--- What this task involves ---
Omit any picture, and return the remaining data exactly as written.

--- Data to process ---
[start]

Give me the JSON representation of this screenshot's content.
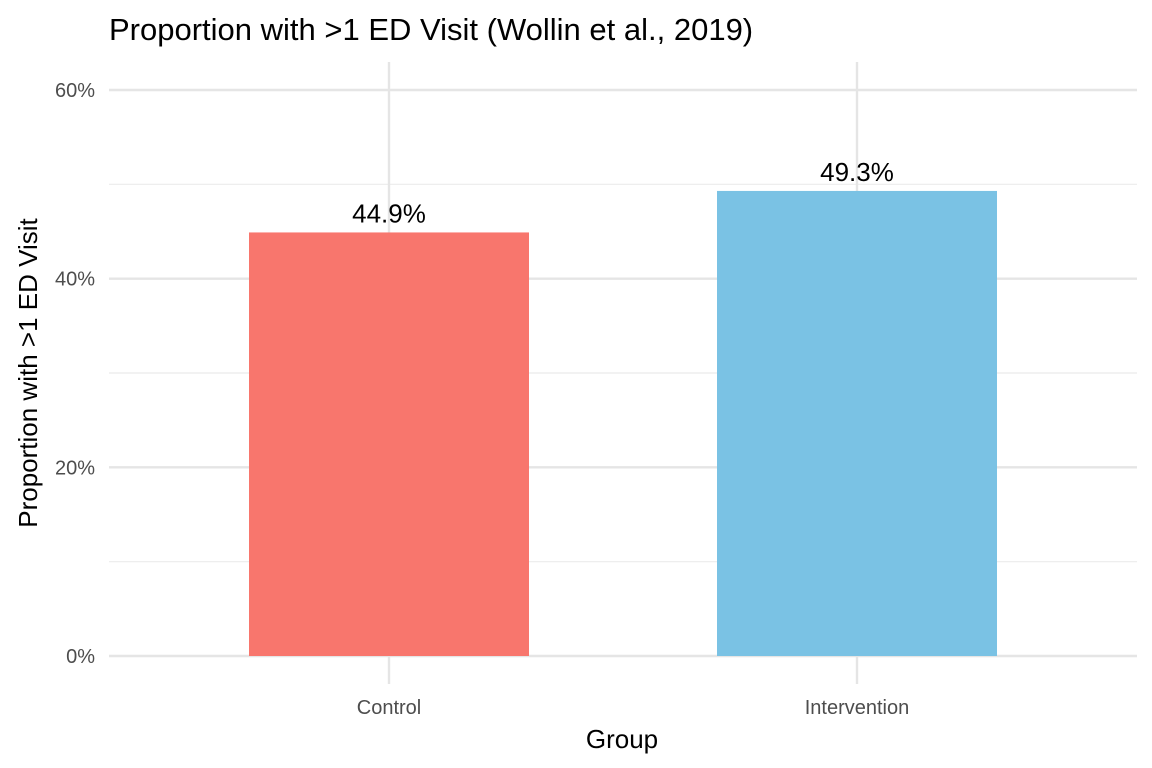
{
  "chart_data": {
    "type": "bar",
    "title": "Proportion with >1 ED Visit (Wollin et al., 2019)",
    "xlabel": "Group",
    "ylabel": "Proportion with >1 ED Visit",
    "categories": [
      "Control",
      "Intervention"
    ],
    "values": [
      0.449,
      0.493
    ],
    "data_labels": [
      "44.9%",
      "49.3%"
    ],
    "colors": [
      "#F8766D",
      "#7AC2E4"
    ],
    "ylim": [
      0,
      0.6
    ],
    "y_ticks": [
      0,
      0.2,
      0.4,
      0.6
    ],
    "y_tick_labels": [
      "0%",
      "20%",
      "40%",
      "60%"
    ],
    "grid": true,
    "legend": "none"
  }
}
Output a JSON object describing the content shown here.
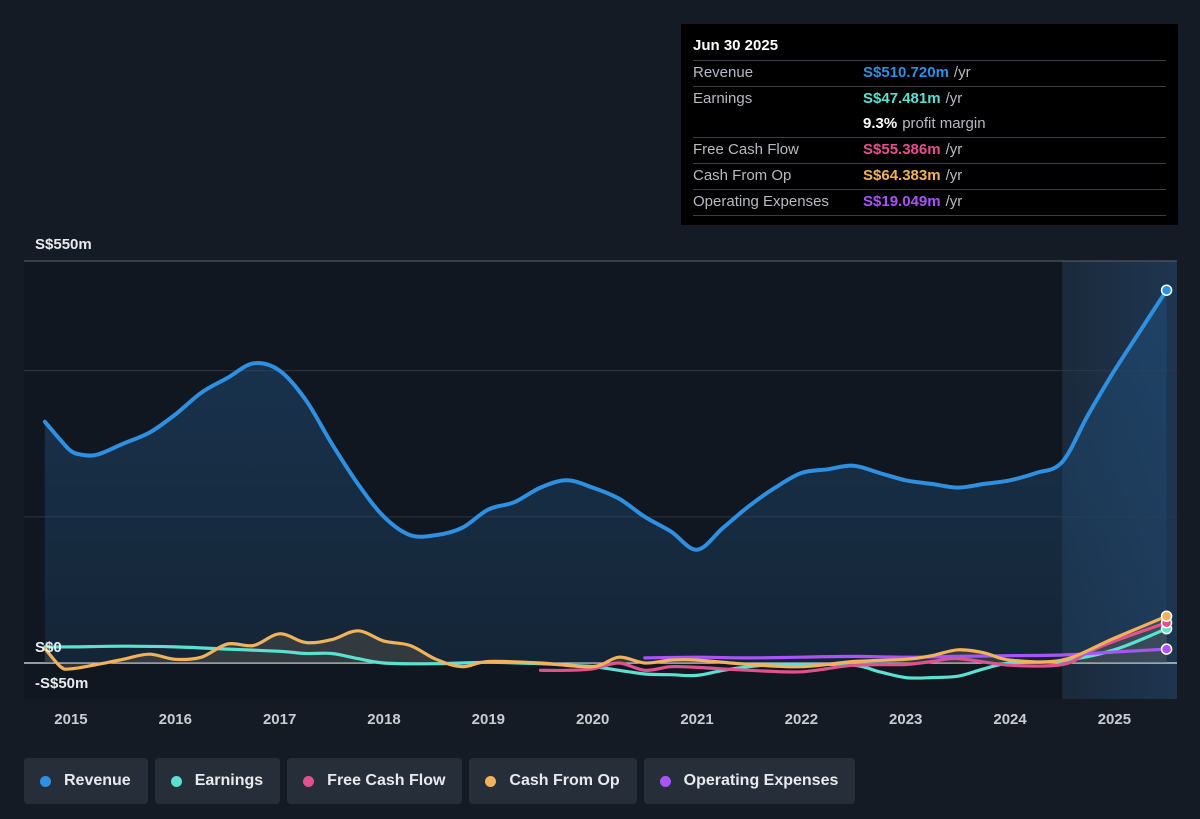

[end]

--- Result for this task ---
Give me the JSON representation of this screenshot's content.
{
  "chart_data": {
    "type": "bar",
    "title": "Proportion with >1 ED Visit (Wollin et al., 2019)",
    "xlabel": "Group",
    "ylabel": "Proportion with >1 ED Visit",
    "categories": [
      "Control",
      "Intervention"
    ],
    "values": [
      0.449,
      0.493
    ],
    "data_labels": [
      "44.9%",
      "49.3%"
    ],
    "colors": [
      "#F8766D",
      "#7AC2E4"
    ],
    "ylim": [
      0,
      0.6
    ],
    "y_ticks": [
      0,
      0.2,
      0.4,
      0.6
    ],
    "y_tick_labels": [
      "0%",
      "20%",
      "40%",
      "60%"
    ],
    "grid": true,
    "legend": "none"
  }
}
Output a JSON object describing the content shown here.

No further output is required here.